::: Records provided

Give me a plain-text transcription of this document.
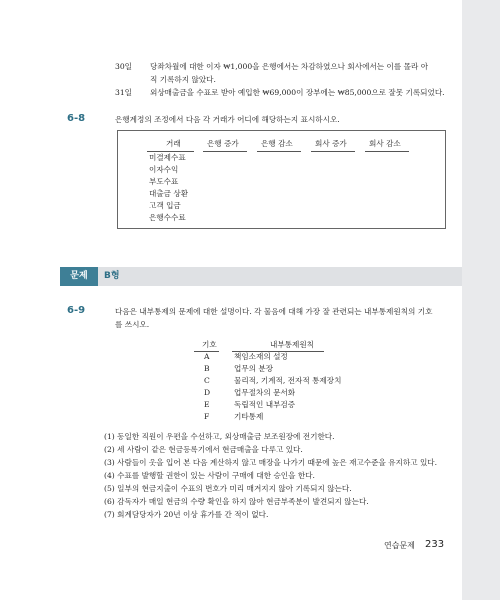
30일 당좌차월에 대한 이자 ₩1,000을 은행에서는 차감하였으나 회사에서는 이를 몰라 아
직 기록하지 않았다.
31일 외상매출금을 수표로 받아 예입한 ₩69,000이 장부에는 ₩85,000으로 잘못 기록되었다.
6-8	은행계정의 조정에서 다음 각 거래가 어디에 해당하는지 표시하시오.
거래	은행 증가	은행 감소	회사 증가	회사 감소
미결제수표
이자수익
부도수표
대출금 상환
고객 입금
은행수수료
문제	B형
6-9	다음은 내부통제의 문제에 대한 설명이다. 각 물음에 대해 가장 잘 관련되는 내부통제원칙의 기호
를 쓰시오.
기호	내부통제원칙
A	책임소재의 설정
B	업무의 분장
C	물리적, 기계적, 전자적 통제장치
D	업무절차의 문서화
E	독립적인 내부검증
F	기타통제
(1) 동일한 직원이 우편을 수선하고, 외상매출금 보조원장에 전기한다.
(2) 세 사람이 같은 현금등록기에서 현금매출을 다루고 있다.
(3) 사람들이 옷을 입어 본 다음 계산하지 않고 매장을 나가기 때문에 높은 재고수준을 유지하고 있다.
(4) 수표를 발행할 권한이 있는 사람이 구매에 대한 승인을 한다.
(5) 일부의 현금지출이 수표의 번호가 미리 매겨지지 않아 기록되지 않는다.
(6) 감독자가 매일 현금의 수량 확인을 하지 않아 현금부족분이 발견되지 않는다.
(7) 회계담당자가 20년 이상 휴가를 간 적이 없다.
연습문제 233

::::::

= Requirement =
Quote the preceding listing precisely and completely, omitting its images.

= Task response =
Give me a plain-text transcription of this document.
30일 당좌차월에 대한 이자 ₩1,000을 은행에서는 차감하였으나 회사에서는 이를 몰라 아
직 기록하지 않았다.
31일 외상매출금을 수표로 받아 예입한 ₩69,000이 장부에는 ₩85,000으로 잘못 기록되었다.
6-8	은행계정의 조정에서 다음 각 거래가 어디에 해당하는지 표시하시오.
거래	은행 증가	은행 감소	회사 증가	회사 감소
미결제수표
이자수익
부도수표
대출금 상환
고객 입금
은행수수료
문제	B형
6-9	다음은 내부통제의 문제에 대한 설명이다. 각 물음에 대해 가장 잘 관련되는 내부통제원칙의 기호
를 쓰시오.
기호	내부통제원칙
A	책임소재의 설정
B	업무의 분장
C	물리적, 기계적, 전자적 통제장치
D	업무절차의 문서화
E	독립적인 내부검증
F	기타통제
(1) 동일한 직원이 우편을 수선하고, 외상매출금 보조원장에 전기한다.
(2) 세 사람이 같은 현금등록기에서 현금매출을 다루고 있다.
(3) 사람들이 옷을 입어 본 다음 계산하지 않고 매장을 나가기 때문에 높은 재고수준을 유지하고 있다.
(4) 수표를 발행할 권한이 있는 사람이 구매에 대한 승인을 한다.
(5) 일부의 현금지출이 수표의 번호가 미리 매겨지지 않아 기록되지 않는다.
(6) 감독자가 매일 현금의 수량 확인을 하지 않아 현금부족분이 발견되지 않는다.
(7) 회계담당자가 20년 이상 휴가를 간 적이 없다.
연습문제 233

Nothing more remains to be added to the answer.